__Aufgabe A__.
Wie viele Verkaufseinrichtungen wurden laut dem Text über Hautschutz an Frischetheken bei den Erstkontrollen aufgesucht?

__Vorgegebener Text__.
#####
Bei den Erstkontrollen wurden 150 Verkaufseinrichtungen aufgesucht. Bezogen auf hautgefährdende Tätigkeiten an den Frischetheken wurden in 111 Einrichtungen Arbeitsschutzmängel festgestellt. Es handelte sich dabei vor allem um  

  • fehlende oder unvollständige Gefährdungsbeurteilungen,
  • Nichtbeteiligung von fachkundigen Personen, z.B. des Betriebsarztes, an der Gefährdungsbeurteilung,
  • fehlende Unterweisung der Beschäftigten zum Hautschutz,
  • fehlender Hautschutz / Hautschutzplan,
  • unnötiges Tragen feuchtigkeitsdichter Handschuhe beim Verkauf von Wurst, Fleisch und Käse  

Die Anzahl der Mängel summierte sich auf insgesamt 345, im Durchschnitt drei Mängel je Einrichtung.  

Die Nachkontrollen im Abstand von mehreren Monaten zeigten einen positiven Effekt. Fast überall war erkennbar, dass den Themen „Hautgefährdende Tätigkeiten“, „Hautschutz“, „Gefährdungsbeurteilung“ und „Hygienischer Umgang mit Lebensmitteln“ zwischenzeitlich mehr Aufmerksamkeit geschenkt wurde.  

Nachkontrollen wurden nicht in allen 111 Fällen für notwendig erachtet. In einem Teil der Betriebe ergab sich bereits nach einvernehmlicher Beratung beim Erstkontakt, dass vorgefundene Defizite umgehend abgestellt werden. Insgesamt sind 58 Einrichtungen für Nachkontrollen ausgesucht worden.
#####
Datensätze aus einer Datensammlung
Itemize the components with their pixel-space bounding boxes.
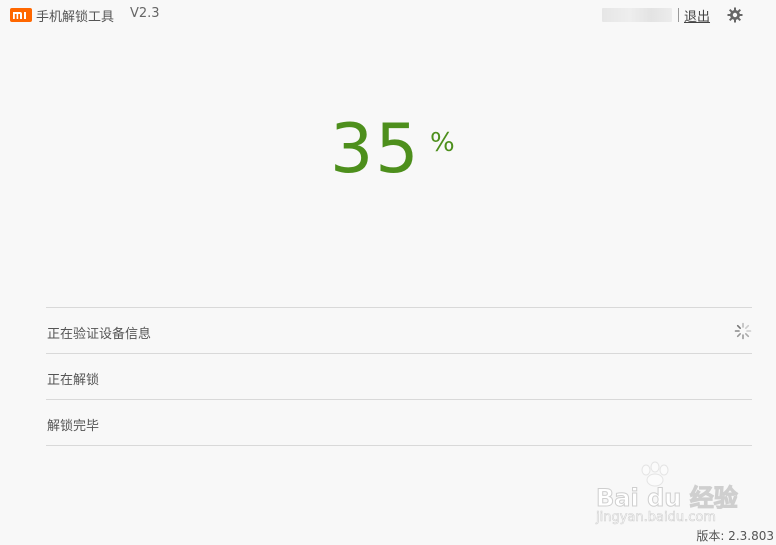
step-label: 正在验证设备信息: [47, 327, 152, 342]
account-name: [602, 8, 672, 22]
progress-percentage: 35: [330, 110, 421, 189]
footer-version: 版本: 2.3.803: [696, 529, 774, 543]
step-verify-device: 正在验证设备信息: [46, 308, 752, 354]
loading-spinner-icon: [734, 322, 752, 340]
step-unlock-complete: 解锁完毕: [46, 400, 752, 446]
progress-percent-sign: %: [430, 128, 455, 158]
step-label: 正在解锁: [47, 373, 100, 388]
header-divider: [678, 8, 679, 22]
logout-link[interactable]: 退出: [684, 6, 710, 25]
watermark-brand: Bai du 经验: [596, 484, 739, 513]
mi-logo-icon: [10, 8, 32, 22]
app-version: V2.3: [130, 6, 160, 21]
gear-icon[interactable]: [727, 7, 743, 23]
title-bar: 手机解锁工具 V2.3 退出: [0, 0, 776, 30]
step-unlocking: 正在解锁: [46, 354, 752, 400]
watermark-url: jingyan.baidu.com: [596, 510, 717, 526]
unlock-steps-list: 正在验证设备信息 正在解锁 解锁完毕: [46, 307, 752, 446]
app-title: 手机解锁工具: [36, 10, 115, 25]
step-label: 解锁完毕: [47, 419, 100, 434]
#####
__Aufgabe B__.
Bearbeite die Datensätze oben so, dass überall "step-label" durch "schritt-label" ersetzt ist, und lass alles andere gleich. Gib die Bilder dabei nicht mit aus.

__Antwort A__.
Bei den Erstkontrollen wurden 150 Verkaufseinrichtungen aufgesucht.

__Antwort B__.
Itemize the components with their pixel-space bounding boxes.
schritt-label: 正在验证设备信息: [47, 327, 152, 342]
account-name: [602, 8, 672, 22]
progress-percentage: 35: [330, 110, 421, 189]
footer-version: 版本: 2.3.803: [696, 529, 774, 543]
step-verify-device: 正在验证设备信息: [46, 308, 752, 354]
loading-spinner-icon: [734, 322, 752, 340]
step-unlock-complete: 解锁完毕: [46, 400, 752, 446]
progress-percent-sign: %: [430, 128, 455, 158]
schritt-label: 正在解锁: [47, 373, 100, 388]
header-divider: [678, 8, 679, 22]
logout-link[interactable]: 退出: [684, 6, 710, 25]
watermark-brand: Bai du 经验: [596, 484, 739, 513]
mi-logo-icon: [10, 8, 32, 22]
app-version: V2.3: [130, 6, 160, 21]
gear-icon[interactable]: [727, 7, 743, 23]
title-bar: 手机解锁工具 V2.3 退出: [0, 0, 776, 30]
step-unlocking: 正在解锁: [46, 354, 752, 400]
watermark-url: jingyan.baidu.com: [596, 510, 717, 526]
unlock-steps-list: 正在验证设备信息 正在解锁 解锁完毕: [46, 307, 752, 446]
app-title: 手机解锁工具: [36, 10, 115, 25]
schritt-label: 解锁完毕: [47, 419, 100, 434]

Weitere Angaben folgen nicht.